Given records →
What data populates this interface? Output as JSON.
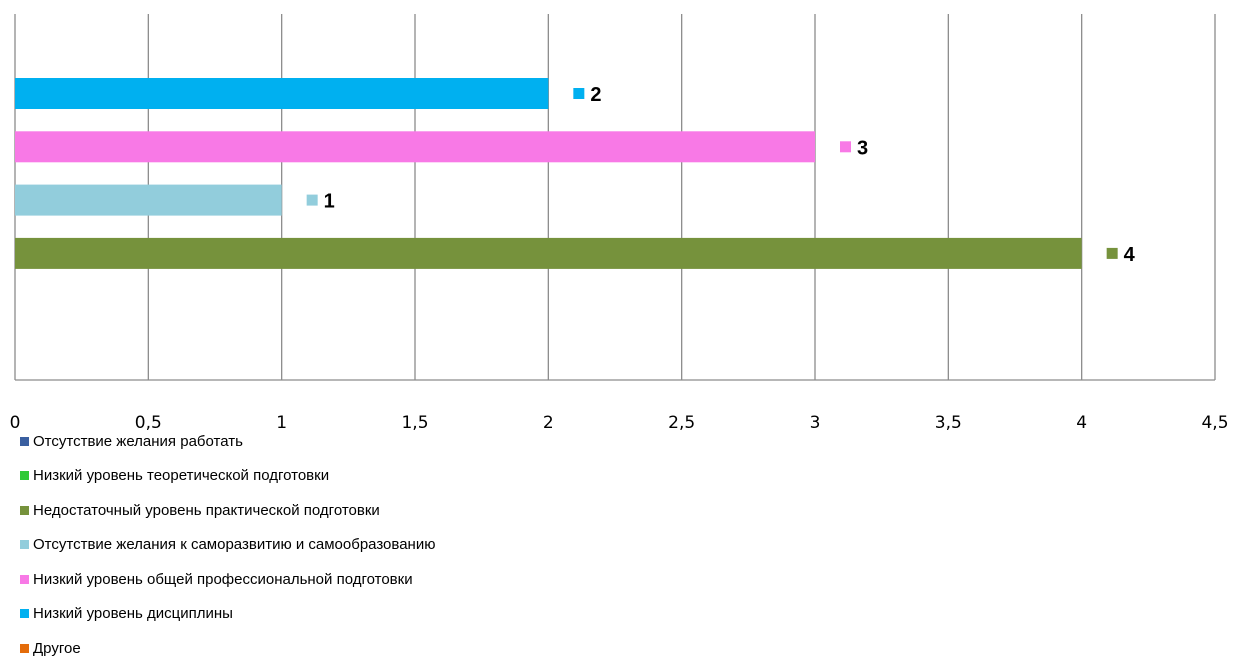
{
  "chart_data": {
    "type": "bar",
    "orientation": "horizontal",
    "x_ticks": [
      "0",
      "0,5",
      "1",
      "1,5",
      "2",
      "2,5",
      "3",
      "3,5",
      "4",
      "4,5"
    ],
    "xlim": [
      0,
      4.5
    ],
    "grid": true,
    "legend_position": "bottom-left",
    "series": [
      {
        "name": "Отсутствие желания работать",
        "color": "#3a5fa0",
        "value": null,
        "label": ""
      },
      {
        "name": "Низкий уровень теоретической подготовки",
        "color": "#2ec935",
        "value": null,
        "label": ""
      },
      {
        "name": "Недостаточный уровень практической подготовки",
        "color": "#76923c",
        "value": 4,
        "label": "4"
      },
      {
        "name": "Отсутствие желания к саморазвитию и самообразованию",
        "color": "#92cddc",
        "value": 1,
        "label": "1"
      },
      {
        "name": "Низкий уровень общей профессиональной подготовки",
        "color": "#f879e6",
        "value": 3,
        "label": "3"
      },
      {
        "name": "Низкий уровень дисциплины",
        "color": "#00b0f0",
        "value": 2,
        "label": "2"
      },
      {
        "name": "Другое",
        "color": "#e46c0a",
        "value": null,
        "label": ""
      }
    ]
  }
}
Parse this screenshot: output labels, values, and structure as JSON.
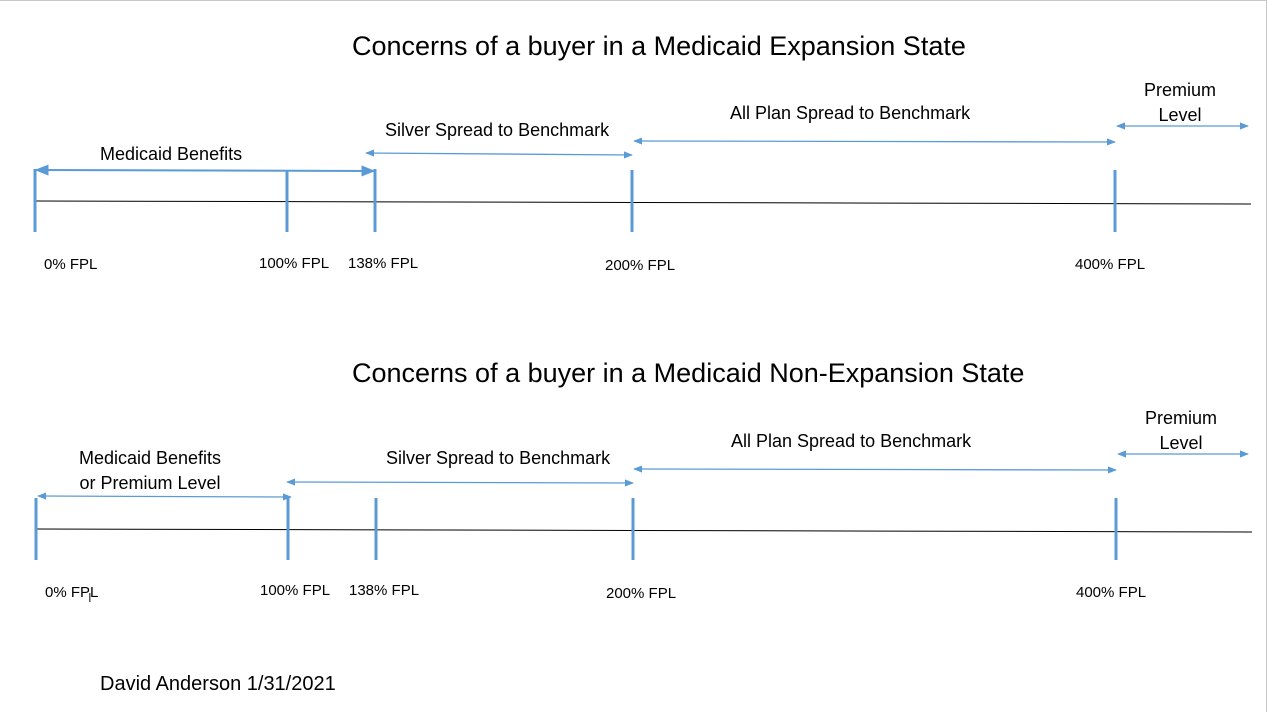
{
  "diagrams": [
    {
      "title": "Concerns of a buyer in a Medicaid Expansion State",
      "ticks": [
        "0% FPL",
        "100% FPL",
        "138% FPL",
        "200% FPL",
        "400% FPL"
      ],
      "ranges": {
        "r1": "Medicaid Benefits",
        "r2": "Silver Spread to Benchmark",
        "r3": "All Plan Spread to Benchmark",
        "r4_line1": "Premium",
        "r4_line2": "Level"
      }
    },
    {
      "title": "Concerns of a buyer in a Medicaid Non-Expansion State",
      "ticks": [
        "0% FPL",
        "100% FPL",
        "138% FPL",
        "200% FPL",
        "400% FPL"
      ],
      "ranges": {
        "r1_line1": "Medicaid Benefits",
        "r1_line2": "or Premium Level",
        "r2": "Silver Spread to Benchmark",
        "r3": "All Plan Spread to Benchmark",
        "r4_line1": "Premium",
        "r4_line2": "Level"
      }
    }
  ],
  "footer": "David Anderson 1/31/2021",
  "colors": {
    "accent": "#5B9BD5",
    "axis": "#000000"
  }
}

What the task requires →
Omit the pictures and write out exactly the lines from the one containing "Parse this screenshot: output" through the last line of the material.

Exercise answer →
Parse this screenshot: output labels, values, and structure as JSON.
{
  "diagrams": [
    {
      "title": "Concerns of a buyer in a Medicaid Expansion State",
      "ticks": [
        "0% FPL",
        "100% FPL",
        "138% FPL",
        "200% FPL",
        "400% FPL"
      ],
      "ranges": {
        "r1": "Medicaid Benefits",
        "r2": "Silver Spread to Benchmark",
        "r3": "All Plan Spread to Benchmark",
        "r4_line1": "Premium",
        "r4_line2": "Level"
      }
    },
    {
      "title": "Concerns of a buyer in a Medicaid Non-Expansion State",
      "ticks": [
        "0% FPL",
        "100% FPL",
        "138% FPL",
        "200% FPL",
        "400% FPL"
      ],
      "ranges": {
        "r1_line1": "Medicaid Benefits",
        "r1_line2": "or Premium Level",
        "r2": "Silver Spread to Benchmark",
        "r3": "All Plan Spread to Benchmark",
        "r4_line1": "Premium",
        "r4_line2": "Level"
      }
    }
  ],
  "footer": "David Anderson 1/31/2021",
  "colors": {
    "accent": "#5B9BD5",
    "axis": "#000000"
  }
}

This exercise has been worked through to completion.